__What the task requires__: From the entries below, gather every line containing the string "hésitation".

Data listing
= = = = =

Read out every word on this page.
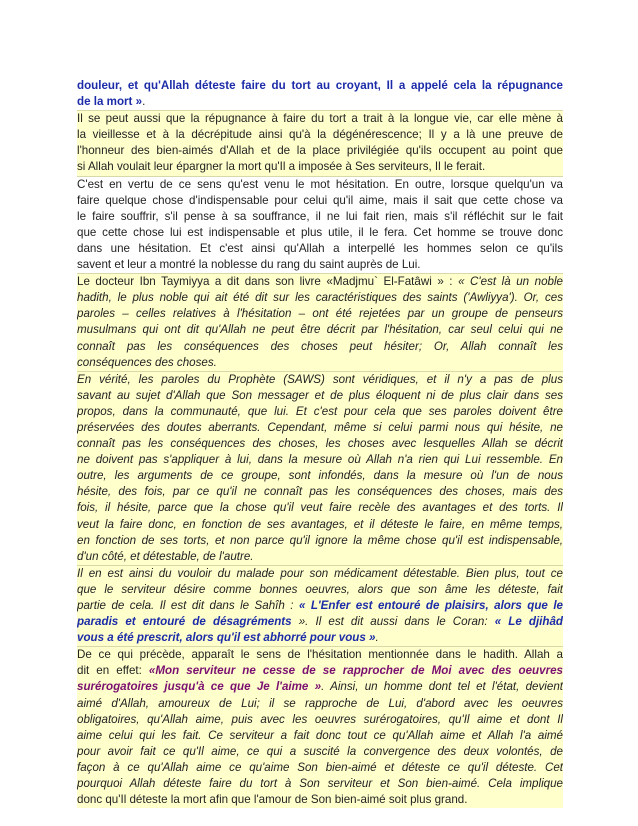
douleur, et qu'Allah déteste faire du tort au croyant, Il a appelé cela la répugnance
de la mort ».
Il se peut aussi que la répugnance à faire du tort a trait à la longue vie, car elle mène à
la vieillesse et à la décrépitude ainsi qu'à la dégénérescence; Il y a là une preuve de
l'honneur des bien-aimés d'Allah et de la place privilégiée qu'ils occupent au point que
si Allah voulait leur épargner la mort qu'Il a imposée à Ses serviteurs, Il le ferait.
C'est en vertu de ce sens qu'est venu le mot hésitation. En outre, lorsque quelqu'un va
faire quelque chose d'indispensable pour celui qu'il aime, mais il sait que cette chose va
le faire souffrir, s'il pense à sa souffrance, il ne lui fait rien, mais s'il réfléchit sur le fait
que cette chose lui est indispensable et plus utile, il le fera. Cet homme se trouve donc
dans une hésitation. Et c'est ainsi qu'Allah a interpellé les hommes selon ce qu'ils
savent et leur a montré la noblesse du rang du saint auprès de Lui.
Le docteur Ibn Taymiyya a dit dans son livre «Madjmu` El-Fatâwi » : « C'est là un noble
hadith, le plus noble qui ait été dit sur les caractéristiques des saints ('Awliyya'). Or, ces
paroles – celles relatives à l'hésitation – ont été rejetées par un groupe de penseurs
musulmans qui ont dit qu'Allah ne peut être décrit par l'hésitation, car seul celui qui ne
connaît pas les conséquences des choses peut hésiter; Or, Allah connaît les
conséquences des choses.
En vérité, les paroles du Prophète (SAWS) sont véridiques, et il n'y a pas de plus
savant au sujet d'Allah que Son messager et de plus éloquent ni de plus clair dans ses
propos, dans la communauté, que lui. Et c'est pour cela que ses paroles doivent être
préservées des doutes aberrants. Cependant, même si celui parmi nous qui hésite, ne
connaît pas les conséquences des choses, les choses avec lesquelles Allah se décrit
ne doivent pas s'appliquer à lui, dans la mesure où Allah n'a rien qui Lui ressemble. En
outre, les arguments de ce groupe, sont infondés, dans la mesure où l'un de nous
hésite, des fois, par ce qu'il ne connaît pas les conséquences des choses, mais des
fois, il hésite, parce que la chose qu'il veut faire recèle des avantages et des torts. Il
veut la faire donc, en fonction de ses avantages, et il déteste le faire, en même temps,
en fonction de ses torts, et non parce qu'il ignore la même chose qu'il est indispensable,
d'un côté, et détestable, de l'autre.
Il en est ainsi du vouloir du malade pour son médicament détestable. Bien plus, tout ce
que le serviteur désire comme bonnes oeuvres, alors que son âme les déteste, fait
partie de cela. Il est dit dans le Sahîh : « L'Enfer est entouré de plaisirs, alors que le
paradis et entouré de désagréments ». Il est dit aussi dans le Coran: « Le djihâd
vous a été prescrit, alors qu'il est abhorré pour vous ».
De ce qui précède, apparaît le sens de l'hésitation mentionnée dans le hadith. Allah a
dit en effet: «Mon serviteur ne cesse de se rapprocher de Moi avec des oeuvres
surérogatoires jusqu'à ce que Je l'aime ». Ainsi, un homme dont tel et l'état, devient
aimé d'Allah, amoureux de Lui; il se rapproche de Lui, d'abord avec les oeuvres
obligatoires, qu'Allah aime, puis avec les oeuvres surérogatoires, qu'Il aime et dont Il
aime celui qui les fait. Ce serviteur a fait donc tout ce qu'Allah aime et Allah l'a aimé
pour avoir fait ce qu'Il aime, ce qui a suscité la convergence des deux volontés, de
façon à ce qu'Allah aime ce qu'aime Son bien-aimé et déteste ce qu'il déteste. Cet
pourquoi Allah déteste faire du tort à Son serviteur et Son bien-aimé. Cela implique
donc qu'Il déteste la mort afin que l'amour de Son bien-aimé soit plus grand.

= = = = =

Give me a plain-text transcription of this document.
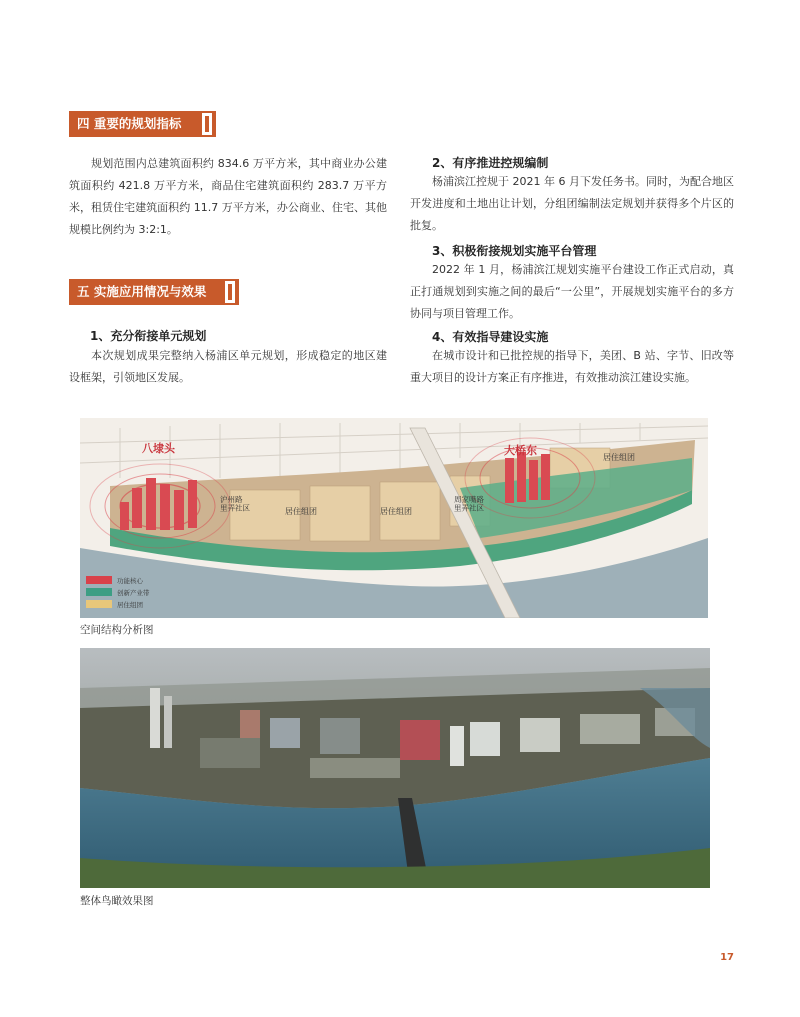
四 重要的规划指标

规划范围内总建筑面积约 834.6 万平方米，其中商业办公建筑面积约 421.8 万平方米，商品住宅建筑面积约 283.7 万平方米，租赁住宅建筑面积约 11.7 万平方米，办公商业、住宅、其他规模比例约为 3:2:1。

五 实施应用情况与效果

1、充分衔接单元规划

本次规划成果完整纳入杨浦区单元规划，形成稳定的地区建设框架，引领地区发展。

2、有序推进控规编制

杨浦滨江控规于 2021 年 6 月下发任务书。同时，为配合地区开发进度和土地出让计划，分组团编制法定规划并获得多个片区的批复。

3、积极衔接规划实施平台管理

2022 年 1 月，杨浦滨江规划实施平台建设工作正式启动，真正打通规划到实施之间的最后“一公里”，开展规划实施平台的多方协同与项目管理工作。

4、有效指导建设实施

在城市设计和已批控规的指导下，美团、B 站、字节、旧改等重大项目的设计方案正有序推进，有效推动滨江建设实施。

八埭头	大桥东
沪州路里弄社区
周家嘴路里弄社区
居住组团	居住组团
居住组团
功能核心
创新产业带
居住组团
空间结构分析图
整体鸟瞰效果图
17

= = = = =

__Finished answer__:
C'est en vertu de ce sens qu'est venu le mot hésitation. En outre, lorsque quelqu'un va
dans une hésitation. Et c'est ainsi qu'Allah a interpellé les hommes selon ce qu'ils
paroles – celles relatives à l'hésitation – ont été rejetées par un groupe de penseurs
musulmans qui ont dit qu'Allah ne peut être décrit par l'hésitation, car seul celui qui ne
De ce qui précède, apparaît le sens de l'hésitation mentionnée dans le hadith. Allah a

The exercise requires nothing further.